* Begin SOURCE DATA *
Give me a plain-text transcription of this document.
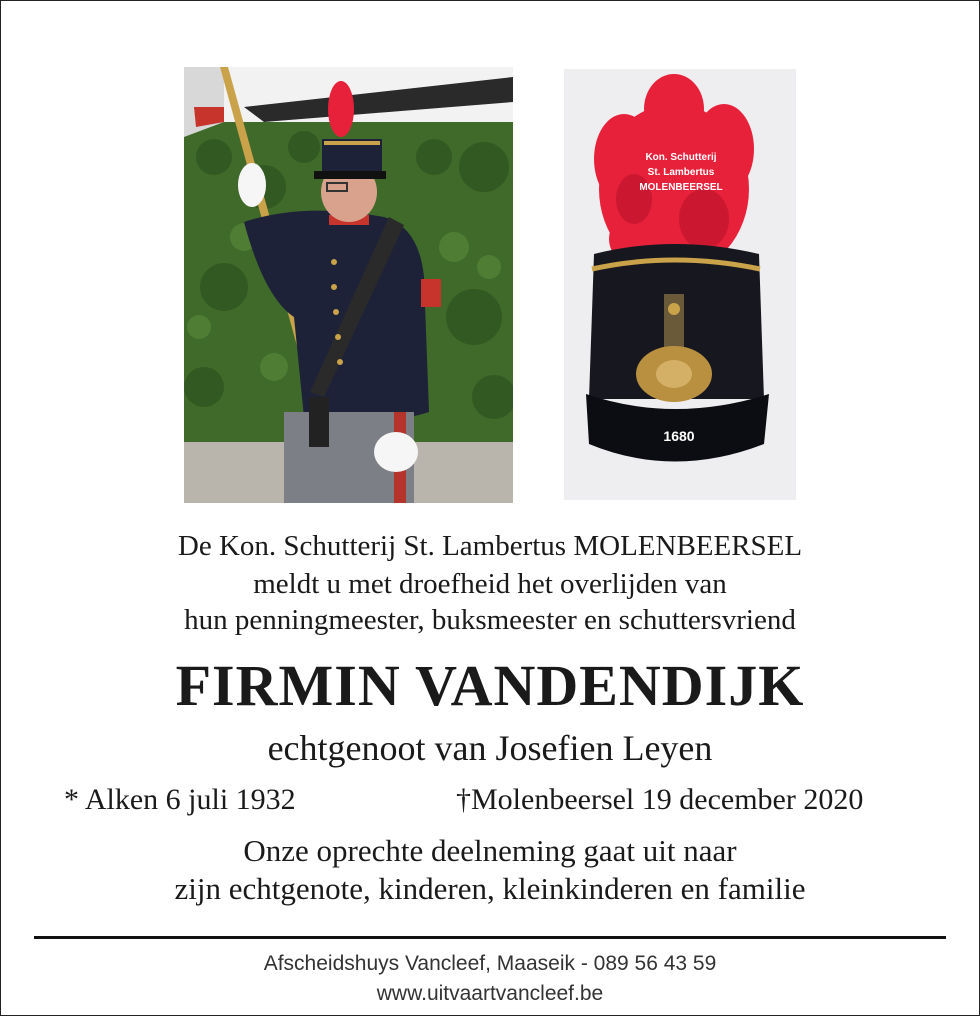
Kon. Schutterij
St. Lambertus
MOLENBEERSEL
1680
De Kon. Schutterij St. Lambertus MOLENBEERSEL
meldt u met droefheid het overlijden van
hun penningmeester, buksmeester en schuttersvriend
FIRMIN VANDENDIJK
echtgenoot van Josefien Leyen
* Alken 6 juli 1932	†Molenbeersel 19 december 2020
Onze oprechte deelneming gaat uit naar
zijn echtgenote, kinderen, kleinkinderen en familie
Afscheidshuys Vancleef, Maaseik - 089 56 43 59
www.uitvaartvancleef.be
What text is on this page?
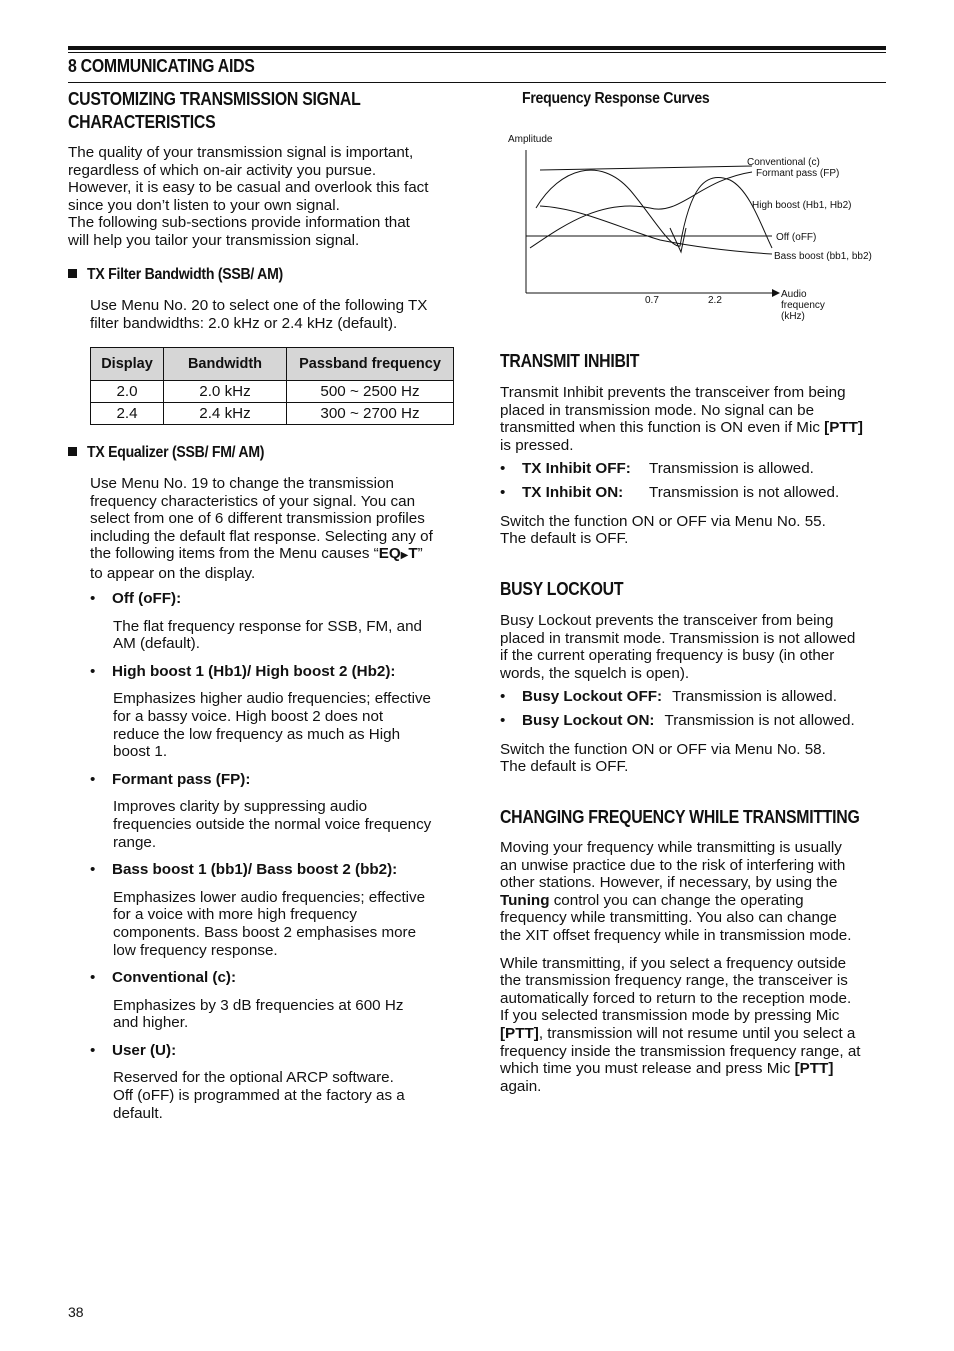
8 COMMUNICATING AIDS
CUSTOMIZING TRANSMISSION SIGNAL
CHARACTERISTICS

The quality of your transmission signal is important,

regardless of which on-air activity you pursue.

However, it is easy to be casual and overlook this fact

since you don’t listen to your own signal.

The following sub-sections provide information that

will help you tailor your transmission signal.

TX Filter Bandwidth (SSB/ AM)

Use Menu No. 20 to select one of the following TX

filter bandwidths: 2.0 kHz or 2.4 kHz (default).

Display	Bandwidth	Passband frequency
2.0	2.0 kHz	500 ~ 2500 Hz
2.4	2.4 kHz	300 ~ 2700 Hz
TX Equalizer (SSB/ FM/ AM)

Use Menu No. 19 to change the transmission

frequency characteristics of your signal. You can

select from one of 6 different transmission profiles

including the default flat response. Selecting any of

the following items from the Menu causes “EQ▶T”

to appear on the display.

• Off (oFF):

The flat frequency response for SSB, FM, and

AM (default).

• High boost 1 (Hb1)/ High boost 2 (Hb2):

Emphasizes higher audio frequencies; effective

for a bassy voice. High boost 2 does not

reduce the low frequency as much as High

boost 1.

• Formant pass (FP):

Improves clarity by suppressing audio

frequencies outside the normal voice frequency

range.

• Bass boost 1 (bb1)/ Bass boost 2 (bb2):

Emphasizes lower audio frequencies; effective

for a voice with more high frequency

components. Bass boost 2 emphasises more

low frequency response.

• Conventional (c):

Emphasizes by 3 dB frequencies at 600 Hz

and higher.

• User (U):

Reserved for the optional ARCP software.

Off (oFF) is programmed at the factory as a

default.

Frequency Response Curves
Amplitude
Conventional (c)
Formant pass (FP)
High boost (Hb1, Hb2)
Off (oFF)
Bass boost (bb1, bb2)
0.7	2.2
Audio frequency (kHz)
TRANSMIT INHIBIT

Transmit Inhibit prevents the transceiver from being

placed in transmission mode. No signal can be

transmitted when this function is ON even if Mic [PTT]

is pressed.

• TX Inhibit OFF: Transmission is allowed.
• TX Inhibit ON: Transmission is not allowed.

Switch the function ON or OFF via Menu No. 55.

The default is OFF.

BUSY LOCKOUT

Busy Lockout prevents the transceiver from being

placed in transmit mode. Transmission is not allowed

if the current operating frequency is busy (in other

words, the squelch is open).

• Busy Lockout OFF: Transmission is allowed.
• Busy Lockout ON: Transmission is not allowed.

Switch the function ON or OFF via Menu No. 58.

The default is OFF.

CHANGING FREQUENCY WHILE TRANSMITTING

Moving your frequency while transmitting is usually

an unwise practice due to the risk of interfering with

other stations. However, if necessary, by using the

Tuning control you can change the operating

frequency while transmitting. You also can change

the XIT offset frequency while in transmission mode.

While transmitting, if you select a frequency outside

the transmission frequency range, the transceiver is

automatically forced to return to the reception mode.

If you selected transmission mode by pressing Mic

[PTT], transmission will not resume until you select a

frequency inside the transmission frequency range, at

which time you must release and press Mic [PTT]

again.

38
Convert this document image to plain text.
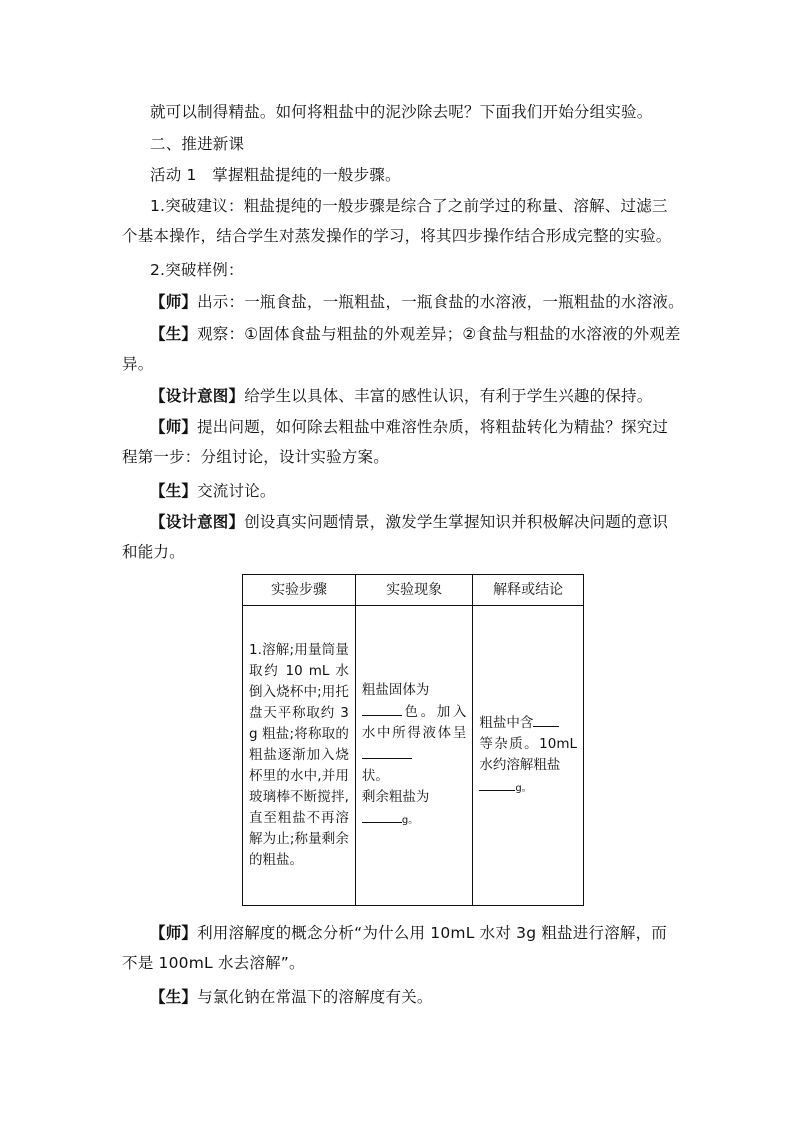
就可以制得精盐。如何将粗盐中的泥沙除去呢？下面我们开始分组实验。
二、推进新课
活动 1　掌握粗盐提纯的一般步骤。
1.突破建议：粗盐提纯的一般步骤是综合了之前学过的称量、溶解、过滤三个基本操作，结合学生对蒸发操作的学习，将其四步操作结合形成完整的实验。
2.突破样例：
【师】出示：一瓶食盐，一瓶粗盐，一瓶食盐的水溶液，一瓶粗盐的水溶液。
【生】观察：①固体食盐与粗盐的外观差异；②食盐与粗盐的水溶液的外观差异。
【设计意图】给学生以具体、丰富的感性认识，有利于学生兴趣的保持。
【师】提出问题，如何除去粗盐中难溶性杂质，将粗盐转化为精盐？探究过程第一步：分组讨论，设计实验方案。
【生】交流讨论。
【设计意图】创设真实问题情景，激发学生掌握知识并积极解决问题的意识和能力。
实验步骤	实验现象	解释或结论
1.溶解;用量筒量取约 10 mL 水倒入烧杯中;用托盘天平称取约 3 g 粗盐;将称取的粗盐逐渐加入烧杯里的水中,并用玻璃棒不断搅拌,直至粗盐不再溶解为止;称量剩余的粗盐。	粗盐固体为
色。加入水中所得液体呈
状。
剩余粗盐为
g。	粗盐中含
等杂质。10mL 水约溶解粗盐
g。
【师】利用溶解度的概念分析“为什么用 10mL 水对 3g 粗盐进行溶解，而不是 100mL 水去溶解”。
【生】与氯化钠在常温下的溶解度有关。
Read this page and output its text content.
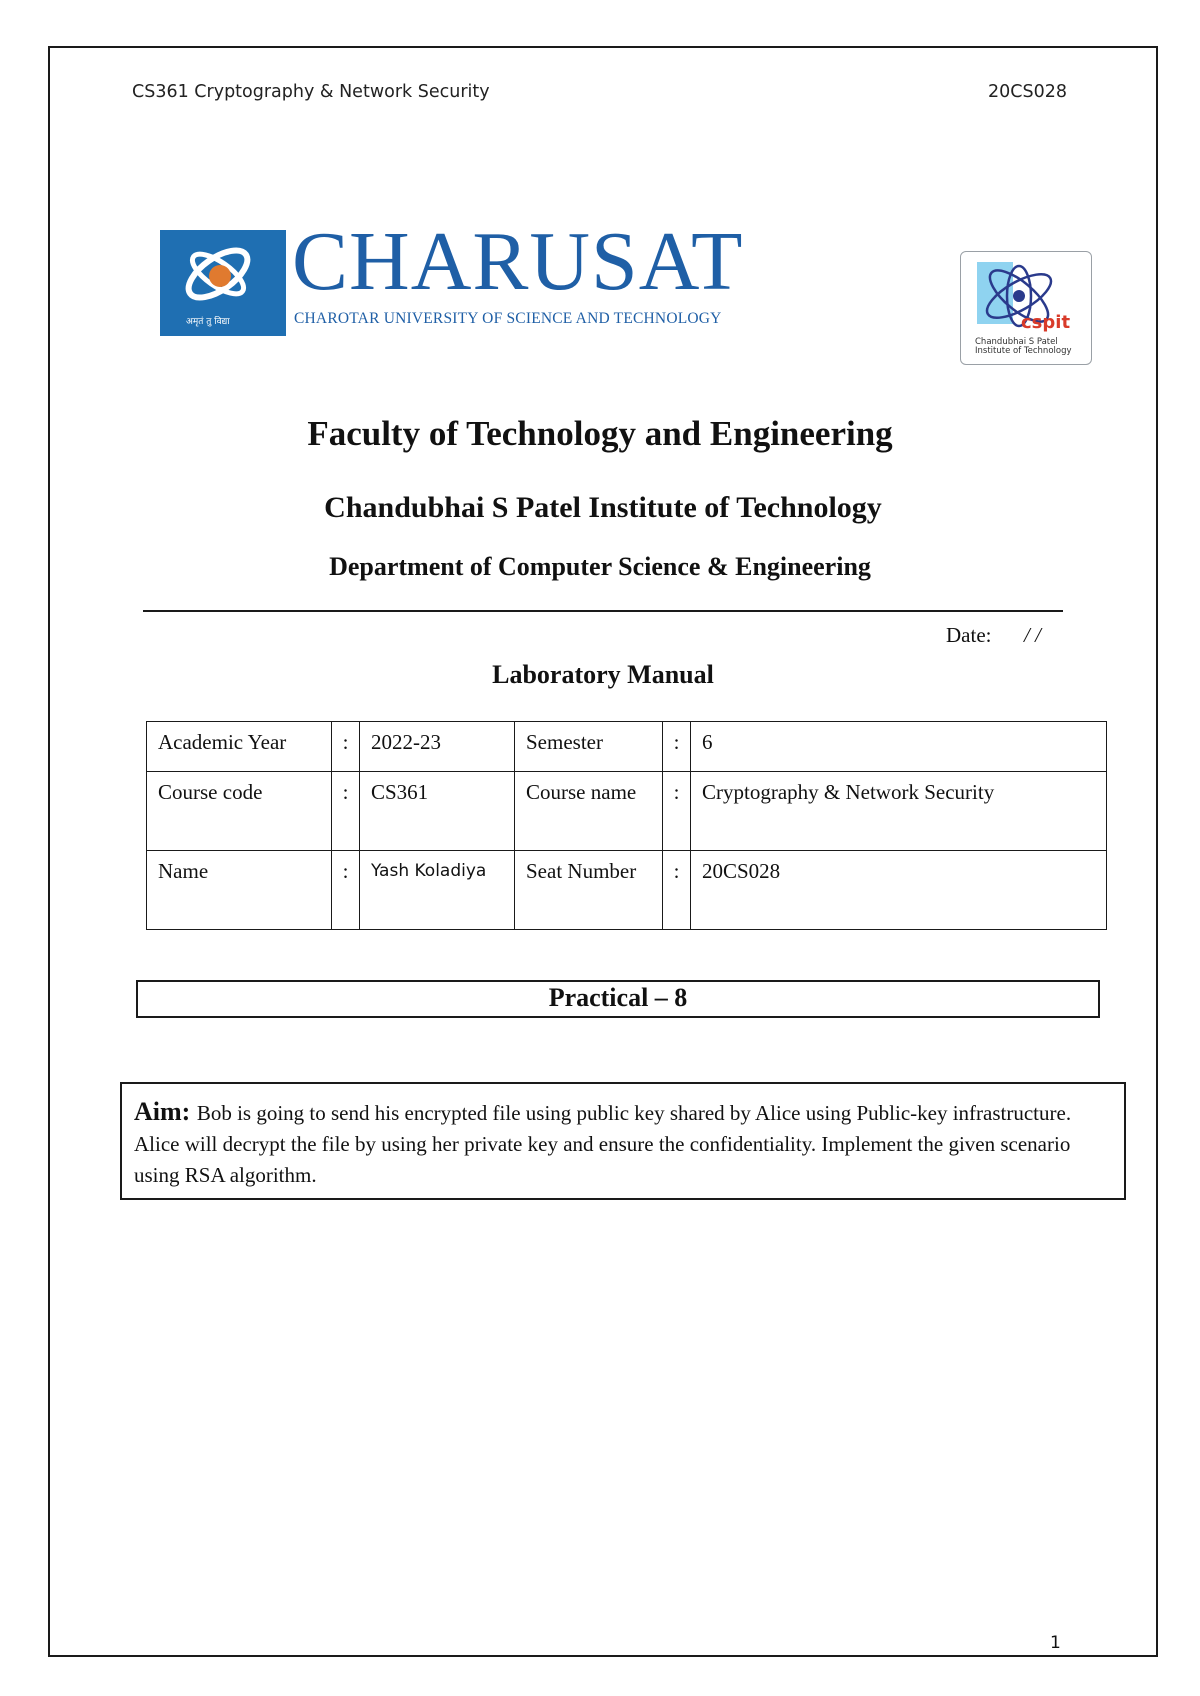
CS361 Cryptography & Network Security	20CS028
अमृतं तु विद्या
CHARUSAT
CHAROTAR UNIVERSITY OF SCIENCE AND TECHNOLOGY	cspit
Chandubhai S Patel
Institute of Technology
Faculty of Technology and Engineering
Chandubhai S Patel Institute of Technology
Department of Computer Science & Engineering
Date: / /
Laboratory Manual
Academic Year	:	2022-23	Semester	:	6
Course code	:	CS361	Course name	:	Cryptography & Network Security
Name	:	Yash Koladiya	Seat Number	:	20CS028
Practical – 8
Aim: Bob is going to send his encrypted file using public key shared by Alice using Public-key infrastructure. Alice will decrypt the file by using her private key and ensure the confidentiality. Implement the given scenario using RSA algorithm.
1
* End SOURCE DATA *
Using the listing above, locate the lines that hold "effective" and copy each one.

Emphasizes higher audio frequencies; effective
Emphasizes lower audio frequencies; effective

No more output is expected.